**Required task**
Pick out every line that holds the string "title" and copy it.

start Provided records

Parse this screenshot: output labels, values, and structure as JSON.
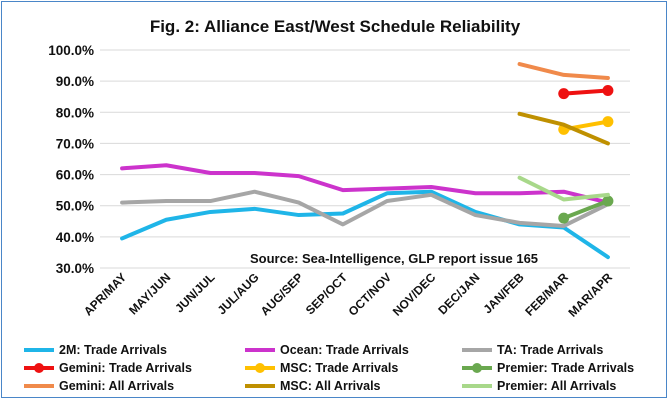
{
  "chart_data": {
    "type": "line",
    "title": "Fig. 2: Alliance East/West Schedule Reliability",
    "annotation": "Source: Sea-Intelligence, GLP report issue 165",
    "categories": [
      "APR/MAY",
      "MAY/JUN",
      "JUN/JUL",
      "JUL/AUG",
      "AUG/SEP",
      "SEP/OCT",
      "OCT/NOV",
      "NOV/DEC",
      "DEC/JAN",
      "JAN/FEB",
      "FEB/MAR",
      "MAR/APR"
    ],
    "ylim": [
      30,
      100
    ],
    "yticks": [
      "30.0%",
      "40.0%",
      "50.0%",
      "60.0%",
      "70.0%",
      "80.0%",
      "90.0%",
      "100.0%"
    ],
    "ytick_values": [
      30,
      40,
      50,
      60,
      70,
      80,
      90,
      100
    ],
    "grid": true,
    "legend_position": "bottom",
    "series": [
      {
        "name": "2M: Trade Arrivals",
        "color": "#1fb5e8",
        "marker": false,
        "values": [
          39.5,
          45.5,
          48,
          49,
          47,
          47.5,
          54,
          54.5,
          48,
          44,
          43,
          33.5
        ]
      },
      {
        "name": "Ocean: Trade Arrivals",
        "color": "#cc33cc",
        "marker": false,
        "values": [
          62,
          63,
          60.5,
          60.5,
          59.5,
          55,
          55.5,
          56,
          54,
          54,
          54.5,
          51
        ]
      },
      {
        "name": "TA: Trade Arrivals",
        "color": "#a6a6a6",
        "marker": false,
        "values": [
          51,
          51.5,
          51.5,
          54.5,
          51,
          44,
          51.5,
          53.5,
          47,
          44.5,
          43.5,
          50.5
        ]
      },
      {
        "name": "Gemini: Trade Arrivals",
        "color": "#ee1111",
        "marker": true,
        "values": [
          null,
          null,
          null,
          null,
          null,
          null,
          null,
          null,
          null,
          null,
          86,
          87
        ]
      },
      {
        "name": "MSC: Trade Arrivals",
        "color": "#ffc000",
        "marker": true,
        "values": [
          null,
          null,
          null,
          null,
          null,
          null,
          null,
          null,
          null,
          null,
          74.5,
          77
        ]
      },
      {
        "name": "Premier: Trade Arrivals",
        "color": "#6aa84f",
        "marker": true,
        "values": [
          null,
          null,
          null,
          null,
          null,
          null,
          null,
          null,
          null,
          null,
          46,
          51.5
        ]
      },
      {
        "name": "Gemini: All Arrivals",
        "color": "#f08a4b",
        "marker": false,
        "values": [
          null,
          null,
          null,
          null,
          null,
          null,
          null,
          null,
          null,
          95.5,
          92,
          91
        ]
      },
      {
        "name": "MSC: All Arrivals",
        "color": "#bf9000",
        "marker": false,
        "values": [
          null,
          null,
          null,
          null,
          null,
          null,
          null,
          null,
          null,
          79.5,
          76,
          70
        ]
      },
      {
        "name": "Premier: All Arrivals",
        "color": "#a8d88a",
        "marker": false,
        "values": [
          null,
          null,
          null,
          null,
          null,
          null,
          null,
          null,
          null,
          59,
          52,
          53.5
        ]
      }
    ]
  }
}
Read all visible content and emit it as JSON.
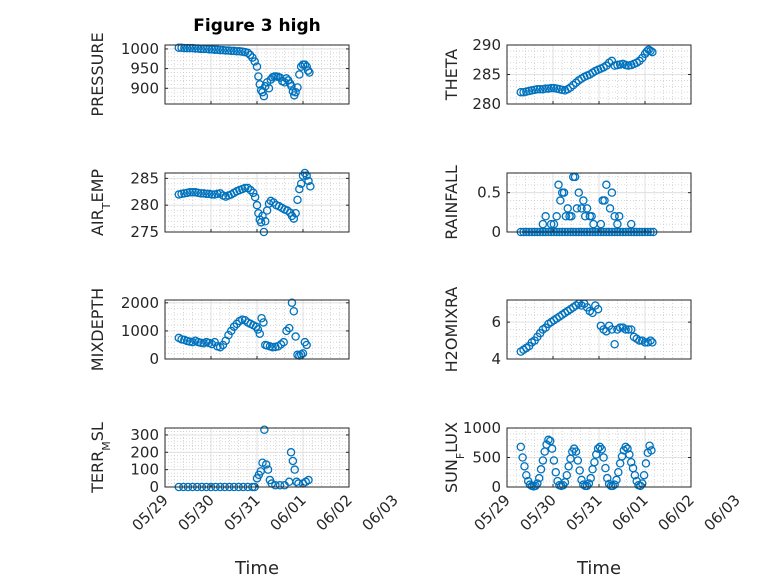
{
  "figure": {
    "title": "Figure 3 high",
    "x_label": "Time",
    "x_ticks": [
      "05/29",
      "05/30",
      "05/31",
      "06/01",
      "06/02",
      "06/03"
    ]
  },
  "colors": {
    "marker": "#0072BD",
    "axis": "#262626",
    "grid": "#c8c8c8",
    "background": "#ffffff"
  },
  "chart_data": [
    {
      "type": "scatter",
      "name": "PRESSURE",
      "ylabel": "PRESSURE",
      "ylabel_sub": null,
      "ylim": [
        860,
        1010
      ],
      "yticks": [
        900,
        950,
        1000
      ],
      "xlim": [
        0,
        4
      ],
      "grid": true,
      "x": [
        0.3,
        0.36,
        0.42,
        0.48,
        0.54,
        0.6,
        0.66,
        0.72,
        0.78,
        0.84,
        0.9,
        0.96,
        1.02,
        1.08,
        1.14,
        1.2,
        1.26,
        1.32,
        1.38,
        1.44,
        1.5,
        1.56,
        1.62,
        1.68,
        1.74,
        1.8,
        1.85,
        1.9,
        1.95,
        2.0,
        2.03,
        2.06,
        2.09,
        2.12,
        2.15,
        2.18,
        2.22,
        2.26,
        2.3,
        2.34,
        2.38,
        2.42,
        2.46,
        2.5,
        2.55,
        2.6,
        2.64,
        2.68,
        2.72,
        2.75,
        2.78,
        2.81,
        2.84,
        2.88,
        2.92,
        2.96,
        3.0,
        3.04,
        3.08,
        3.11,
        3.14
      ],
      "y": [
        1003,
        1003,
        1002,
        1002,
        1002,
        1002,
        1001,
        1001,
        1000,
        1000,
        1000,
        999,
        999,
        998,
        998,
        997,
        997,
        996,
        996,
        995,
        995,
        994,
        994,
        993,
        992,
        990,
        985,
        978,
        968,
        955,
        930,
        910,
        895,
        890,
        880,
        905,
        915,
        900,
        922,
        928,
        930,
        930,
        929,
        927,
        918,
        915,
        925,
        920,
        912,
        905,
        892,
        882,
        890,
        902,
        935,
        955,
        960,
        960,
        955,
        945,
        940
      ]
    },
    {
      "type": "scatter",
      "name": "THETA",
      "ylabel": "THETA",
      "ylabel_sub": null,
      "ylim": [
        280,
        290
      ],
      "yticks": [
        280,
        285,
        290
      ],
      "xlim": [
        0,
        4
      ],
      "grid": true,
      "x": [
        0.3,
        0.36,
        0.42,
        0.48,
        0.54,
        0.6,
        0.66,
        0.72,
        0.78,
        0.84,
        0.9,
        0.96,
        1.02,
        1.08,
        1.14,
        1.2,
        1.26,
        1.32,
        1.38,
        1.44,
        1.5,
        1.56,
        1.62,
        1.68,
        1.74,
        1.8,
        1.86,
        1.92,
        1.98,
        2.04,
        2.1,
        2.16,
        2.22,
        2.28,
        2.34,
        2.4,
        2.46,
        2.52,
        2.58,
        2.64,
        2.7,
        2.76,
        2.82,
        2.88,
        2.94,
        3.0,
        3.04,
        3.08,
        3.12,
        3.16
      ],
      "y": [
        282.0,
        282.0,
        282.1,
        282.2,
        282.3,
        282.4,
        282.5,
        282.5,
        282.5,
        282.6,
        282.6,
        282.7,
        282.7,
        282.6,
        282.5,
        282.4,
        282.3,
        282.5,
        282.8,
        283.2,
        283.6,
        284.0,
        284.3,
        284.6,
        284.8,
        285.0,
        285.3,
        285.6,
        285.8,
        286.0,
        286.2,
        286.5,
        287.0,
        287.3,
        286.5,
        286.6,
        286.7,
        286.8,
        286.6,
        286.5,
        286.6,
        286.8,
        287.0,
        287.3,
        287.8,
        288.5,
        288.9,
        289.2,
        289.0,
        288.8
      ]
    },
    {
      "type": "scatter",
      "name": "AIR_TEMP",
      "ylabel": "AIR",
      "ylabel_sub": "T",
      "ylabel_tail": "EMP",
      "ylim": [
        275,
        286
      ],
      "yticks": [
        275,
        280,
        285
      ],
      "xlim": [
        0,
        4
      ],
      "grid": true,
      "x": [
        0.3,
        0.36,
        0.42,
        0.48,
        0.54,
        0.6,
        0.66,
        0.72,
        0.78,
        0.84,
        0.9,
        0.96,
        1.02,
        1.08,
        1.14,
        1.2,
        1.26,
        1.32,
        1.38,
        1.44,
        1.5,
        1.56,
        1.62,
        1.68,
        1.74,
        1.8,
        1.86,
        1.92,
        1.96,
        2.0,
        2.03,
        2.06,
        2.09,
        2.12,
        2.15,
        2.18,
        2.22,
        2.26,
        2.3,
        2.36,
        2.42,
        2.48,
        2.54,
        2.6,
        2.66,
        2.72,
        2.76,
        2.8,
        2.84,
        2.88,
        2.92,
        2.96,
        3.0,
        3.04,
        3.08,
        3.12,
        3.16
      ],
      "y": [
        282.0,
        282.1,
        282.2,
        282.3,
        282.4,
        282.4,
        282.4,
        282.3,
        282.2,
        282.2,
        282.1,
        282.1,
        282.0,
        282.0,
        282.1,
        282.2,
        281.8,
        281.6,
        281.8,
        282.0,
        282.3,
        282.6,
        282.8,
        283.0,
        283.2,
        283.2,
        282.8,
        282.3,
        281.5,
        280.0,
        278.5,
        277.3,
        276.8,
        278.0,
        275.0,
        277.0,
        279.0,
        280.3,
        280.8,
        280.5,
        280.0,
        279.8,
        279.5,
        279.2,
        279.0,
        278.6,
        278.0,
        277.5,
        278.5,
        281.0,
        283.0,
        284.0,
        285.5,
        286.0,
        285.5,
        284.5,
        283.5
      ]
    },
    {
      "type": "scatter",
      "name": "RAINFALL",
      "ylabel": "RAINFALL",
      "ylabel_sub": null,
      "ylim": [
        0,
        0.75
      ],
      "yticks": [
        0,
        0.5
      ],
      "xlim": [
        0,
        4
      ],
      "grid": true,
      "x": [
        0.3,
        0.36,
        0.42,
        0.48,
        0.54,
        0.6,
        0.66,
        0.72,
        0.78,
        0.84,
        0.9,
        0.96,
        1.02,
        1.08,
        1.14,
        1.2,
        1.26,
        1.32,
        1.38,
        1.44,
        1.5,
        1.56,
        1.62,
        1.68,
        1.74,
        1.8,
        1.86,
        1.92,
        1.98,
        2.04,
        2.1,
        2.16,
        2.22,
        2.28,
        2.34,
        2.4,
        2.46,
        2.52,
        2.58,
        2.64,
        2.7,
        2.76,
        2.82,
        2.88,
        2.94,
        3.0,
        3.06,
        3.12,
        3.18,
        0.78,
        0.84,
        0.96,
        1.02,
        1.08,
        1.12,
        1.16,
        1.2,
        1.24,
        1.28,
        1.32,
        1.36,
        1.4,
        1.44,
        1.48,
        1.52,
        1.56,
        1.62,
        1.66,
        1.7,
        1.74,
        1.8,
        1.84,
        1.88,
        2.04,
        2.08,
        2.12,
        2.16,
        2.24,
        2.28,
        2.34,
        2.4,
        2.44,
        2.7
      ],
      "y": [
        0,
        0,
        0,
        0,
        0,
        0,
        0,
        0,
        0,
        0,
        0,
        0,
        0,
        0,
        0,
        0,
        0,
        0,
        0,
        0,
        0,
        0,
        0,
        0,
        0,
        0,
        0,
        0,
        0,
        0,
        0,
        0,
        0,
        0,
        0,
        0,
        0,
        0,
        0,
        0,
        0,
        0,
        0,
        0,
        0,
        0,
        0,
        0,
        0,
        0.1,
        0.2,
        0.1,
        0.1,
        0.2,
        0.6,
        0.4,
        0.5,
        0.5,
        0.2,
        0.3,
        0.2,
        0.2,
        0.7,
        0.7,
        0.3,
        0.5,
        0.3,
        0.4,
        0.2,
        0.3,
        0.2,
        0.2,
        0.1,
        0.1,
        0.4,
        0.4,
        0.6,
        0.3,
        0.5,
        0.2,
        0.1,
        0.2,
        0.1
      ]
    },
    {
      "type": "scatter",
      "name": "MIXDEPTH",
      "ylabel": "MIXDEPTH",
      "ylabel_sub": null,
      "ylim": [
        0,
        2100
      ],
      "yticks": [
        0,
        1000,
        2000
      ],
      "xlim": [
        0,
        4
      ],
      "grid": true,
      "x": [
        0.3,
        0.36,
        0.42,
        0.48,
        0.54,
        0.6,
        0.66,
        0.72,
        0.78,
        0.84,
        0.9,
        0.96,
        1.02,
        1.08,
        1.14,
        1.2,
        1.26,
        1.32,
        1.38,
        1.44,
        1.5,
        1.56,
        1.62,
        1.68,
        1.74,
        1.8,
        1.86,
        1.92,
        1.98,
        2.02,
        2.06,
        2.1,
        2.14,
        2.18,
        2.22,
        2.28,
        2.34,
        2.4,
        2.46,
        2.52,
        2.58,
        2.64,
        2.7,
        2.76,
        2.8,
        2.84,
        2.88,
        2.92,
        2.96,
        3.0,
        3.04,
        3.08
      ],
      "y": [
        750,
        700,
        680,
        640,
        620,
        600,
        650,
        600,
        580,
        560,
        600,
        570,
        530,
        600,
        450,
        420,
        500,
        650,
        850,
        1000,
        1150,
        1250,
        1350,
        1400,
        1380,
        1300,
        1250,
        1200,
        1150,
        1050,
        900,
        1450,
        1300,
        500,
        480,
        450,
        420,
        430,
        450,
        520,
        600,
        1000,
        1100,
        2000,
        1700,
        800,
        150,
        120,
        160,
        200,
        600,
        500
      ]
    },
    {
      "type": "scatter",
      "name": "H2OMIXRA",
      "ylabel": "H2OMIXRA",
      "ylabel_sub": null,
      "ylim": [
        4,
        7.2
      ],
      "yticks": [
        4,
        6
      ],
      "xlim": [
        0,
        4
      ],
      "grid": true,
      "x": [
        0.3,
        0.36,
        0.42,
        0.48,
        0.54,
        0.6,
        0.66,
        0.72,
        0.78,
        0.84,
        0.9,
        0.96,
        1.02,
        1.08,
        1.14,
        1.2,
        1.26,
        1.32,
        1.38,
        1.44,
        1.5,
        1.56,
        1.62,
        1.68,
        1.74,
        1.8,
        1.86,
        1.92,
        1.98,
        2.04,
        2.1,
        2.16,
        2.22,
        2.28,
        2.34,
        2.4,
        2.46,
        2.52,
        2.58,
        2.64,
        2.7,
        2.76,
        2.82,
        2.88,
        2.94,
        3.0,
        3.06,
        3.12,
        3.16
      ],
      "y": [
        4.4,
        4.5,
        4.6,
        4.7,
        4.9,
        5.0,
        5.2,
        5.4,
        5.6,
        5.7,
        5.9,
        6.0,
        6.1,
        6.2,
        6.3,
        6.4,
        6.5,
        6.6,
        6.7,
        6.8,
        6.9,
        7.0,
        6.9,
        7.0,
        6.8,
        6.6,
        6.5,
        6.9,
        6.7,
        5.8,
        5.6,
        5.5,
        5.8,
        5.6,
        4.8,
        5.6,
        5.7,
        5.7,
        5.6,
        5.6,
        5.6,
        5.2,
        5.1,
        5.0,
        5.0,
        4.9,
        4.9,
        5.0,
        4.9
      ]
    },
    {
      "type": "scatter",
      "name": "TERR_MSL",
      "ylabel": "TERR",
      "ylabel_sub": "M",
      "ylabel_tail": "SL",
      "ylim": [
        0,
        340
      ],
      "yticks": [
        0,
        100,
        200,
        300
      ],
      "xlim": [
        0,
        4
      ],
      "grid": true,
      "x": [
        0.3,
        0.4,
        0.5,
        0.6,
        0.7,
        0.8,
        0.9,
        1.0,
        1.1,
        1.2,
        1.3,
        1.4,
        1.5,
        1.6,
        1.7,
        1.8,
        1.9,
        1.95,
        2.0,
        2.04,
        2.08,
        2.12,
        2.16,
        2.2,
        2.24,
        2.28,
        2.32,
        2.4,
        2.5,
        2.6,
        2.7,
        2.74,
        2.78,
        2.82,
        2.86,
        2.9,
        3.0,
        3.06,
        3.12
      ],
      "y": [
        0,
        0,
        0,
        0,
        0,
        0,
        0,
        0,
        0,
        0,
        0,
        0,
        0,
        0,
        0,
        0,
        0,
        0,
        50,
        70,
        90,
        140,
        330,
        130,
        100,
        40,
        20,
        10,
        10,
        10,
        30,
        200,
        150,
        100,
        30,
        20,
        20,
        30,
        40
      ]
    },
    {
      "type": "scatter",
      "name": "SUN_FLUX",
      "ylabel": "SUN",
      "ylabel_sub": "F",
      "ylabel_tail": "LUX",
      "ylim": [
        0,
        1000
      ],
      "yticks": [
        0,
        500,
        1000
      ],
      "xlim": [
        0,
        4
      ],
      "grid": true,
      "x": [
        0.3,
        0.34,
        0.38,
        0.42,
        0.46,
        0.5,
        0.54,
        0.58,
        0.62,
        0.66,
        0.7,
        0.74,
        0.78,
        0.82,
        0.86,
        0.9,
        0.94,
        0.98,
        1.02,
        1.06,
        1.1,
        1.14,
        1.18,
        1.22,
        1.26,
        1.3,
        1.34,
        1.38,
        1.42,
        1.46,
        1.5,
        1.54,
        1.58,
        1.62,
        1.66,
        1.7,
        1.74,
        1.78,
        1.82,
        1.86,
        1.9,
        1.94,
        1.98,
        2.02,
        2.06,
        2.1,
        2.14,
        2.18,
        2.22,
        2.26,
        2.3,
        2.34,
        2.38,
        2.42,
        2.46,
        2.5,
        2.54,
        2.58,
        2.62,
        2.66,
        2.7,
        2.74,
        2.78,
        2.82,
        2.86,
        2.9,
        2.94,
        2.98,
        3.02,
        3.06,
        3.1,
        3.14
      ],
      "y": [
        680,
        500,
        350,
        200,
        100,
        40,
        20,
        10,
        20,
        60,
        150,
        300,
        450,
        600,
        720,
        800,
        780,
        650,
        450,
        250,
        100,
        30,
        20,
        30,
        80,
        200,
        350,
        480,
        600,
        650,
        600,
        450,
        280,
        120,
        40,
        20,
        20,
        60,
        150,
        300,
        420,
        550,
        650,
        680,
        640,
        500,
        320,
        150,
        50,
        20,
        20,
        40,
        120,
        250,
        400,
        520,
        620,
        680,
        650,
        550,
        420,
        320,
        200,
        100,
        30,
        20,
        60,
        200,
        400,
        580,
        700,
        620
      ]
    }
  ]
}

end Provided records

**Completed exercise**
    "title": "Fig. 2: Alliance East/West Schedule Reliability",
    "title": "Figure 3 high",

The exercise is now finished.